→ **Aim**: Repeat what the lines below say, word for word, and skip every image.
:: Data to process ::
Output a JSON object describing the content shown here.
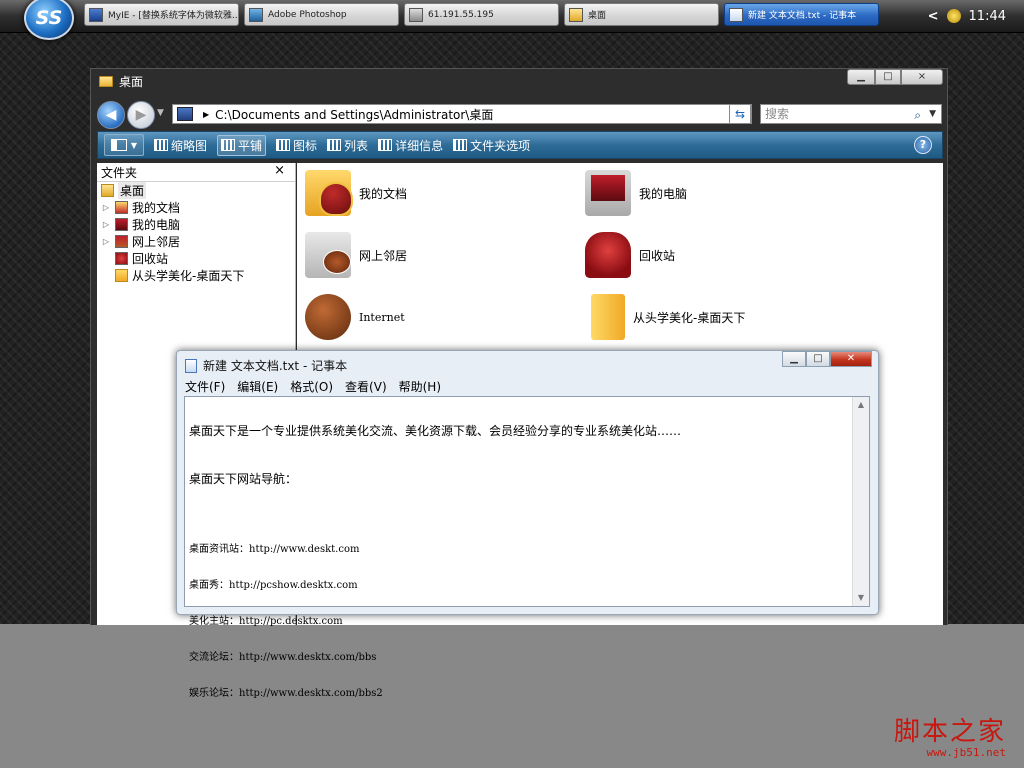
{
  "taskbar": {
    "start_label": "SS",
    "buttons": [
      {
        "label": "MyIE - [替换系统字体为微软雅...",
        "active": false
      },
      {
        "label": "Adobe Photoshop",
        "active": false
      },
      {
        "label": "61.191.55.195",
        "active": false
      },
      {
        "label": "桌面",
        "active": false
      },
      {
        "label": "新建 文本文档.txt - 记事本",
        "active": true
      }
    ],
    "tray_chevron": "<",
    "clock": "11:44"
  },
  "explorer": {
    "title": "桌面",
    "address": "C:\\Documents and Settings\\Administrator\\桌面",
    "search_placeholder": "搜索",
    "toolbar": [
      {
        "label": "缩略图"
      },
      {
        "label": "平铺"
      },
      {
        "label": "图标"
      },
      {
        "label": "列表"
      },
      {
        "label": "详细信息"
      },
      {
        "label": "文件夹选项"
      }
    ],
    "help_label": "?",
    "tree": {
      "header": "文件夹",
      "close": "×",
      "root": "桌面",
      "items": [
        {
          "label": "我的文档",
          "expandable": true
        },
        {
          "label": "我的电脑",
          "expandable": true
        },
        {
          "label": "网上邻居",
          "expandable": true
        },
        {
          "label": "回收站",
          "expandable": false
        },
        {
          "label": "从头学美化-桌面天下",
          "expandable": false
        }
      ]
    },
    "items": [
      {
        "label": "我的文档",
        "icon": "my-documents-icon"
      },
      {
        "label": "我的电脑",
        "icon": "my-computer-icon"
      },
      {
        "label": "网上邻居",
        "icon": "network-places-icon"
      },
      {
        "label": "回收站",
        "icon": "recycle-bin-icon"
      },
      {
        "label": "Internet",
        "icon": "internet-icon"
      },
      {
        "label": "从头学美化-桌面天下",
        "icon": "folder-icon"
      }
    ]
  },
  "notepad": {
    "title": "新建 文本文档.txt - 记事本",
    "menu": [
      "文件(F)",
      "编辑(E)",
      "格式(O)",
      "查看(V)",
      "帮助(H)"
    ],
    "lines": {
      "intro": "桌面天下是一个专业提供系统美化交流、美化资源下载、会员经验分享的专业系统美化站……",
      "nav_title": "桌面天下网站导航：",
      "links": [
        "桌面资讯站：http://www.deskt.com",
        "桌面秀：http://pcshow.desktx.com",
        "美化主站：http://pc.desktx.com",
        "交流论坛：http://www.desktx.com/bbs",
        "娱乐论坛：http://www.desktx.com/bbs2"
      ]
    }
  },
  "watermark": {
    "name": "脚本之家",
    "url": "www.jb51.net"
  }
}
:::
→ **Task result**:
Output a JSON object describing the content shown here.
{
  "taskbar": {
    "start_label": "SS",
    "buttons": [
      {
        "label": "MyIE - [替换系统字体为微软雅...",
        "active": false
      },
      {
        "label": "Adobe Photoshop",
        "active": false
      },
      {
        "label": "61.191.55.195",
        "active": false
      },
      {
        "label": "桌面",
        "active": false
      },
      {
        "label": "新建 文本文档.txt - 记事本",
        "active": true
      }
    ],
    "tray_chevron": "<",
    "clock": "11:44"
  },
  "explorer": {
    "title": "桌面",
    "address": "C:\\Documents and Settings\\Administrator\\桌面",
    "search_placeholder": "搜索",
    "toolbar": [
      {
        "label": "缩略图"
      },
      {
        "label": "平铺"
      },
      {
        "label": "图标"
      },
      {
        "label": "列表"
      },
      {
        "label": "详细信息"
      },
      {
        "label": "文件夹选项"
      }
    ],
    "help_label": "?",
    "tree": {
      "header": "文件夹",
      "close": "×",
      "root": "桌面",
      "items": [
        {
          "label": "我的文档",
          "expandable": true
        },
        {
          "label": "我的电脑",
          "expandable": true
        },
        {
          "label": "网上邻居",
          "expandable": true
        },
        {
          "label": "回收站",
          "expandable": false
        },
        {
          "label": "从头学美化-桌面天下",
          "expandable": false
        }
      ]
    },
    "items": [
      {
        "label": "我的文档",
        "icon": "my-documents-icon"
      },
      {
        "label": "我的电脑",
        "icon": "my-computer-icon"
      },
      {
        "label": "网上邻居",
        "icon": "network-places-icon"
      },
      {
        "label": "回收站",
        "icon": "recycle-bin-icon"
      },
      {
        "label": "Internet",
        "icon": "internet-icon"
      },
      {
        "label": "从头学美化-桌面天下",
        "icon": "folder-icon"
      }
    ]
  },
  "notepad": {
    "title": "新建 文本文档.txt - 记事本",
    "menu": [
      "文件(F)",
      "编辑(E)",
      "格式(O)",
      "查看(V)",
      "帮助(H)"
    ],
    "lines": {
      "intro": "桌面天下是一个专业提供系统美化交流、美化资源下载、会员经验分享的专业系统美化站……",
      "nav_title": "桌面天下网站导航：",
      "links": [
        "桌面资讯站：http://www.deskt.com",
        "桌面秀：http://pcshow.desktx.com",
        "美化主站：http://pc.desktx.com",
        "交流论坛：http://www.desktx.com/bbs",
        "娱乐论坛：http://www.desktx.com/bbs2"
      ]
    }
  },
  "watermark": {
    "name": "脚本之家",
    "url": "www.jb51.net"
  }
}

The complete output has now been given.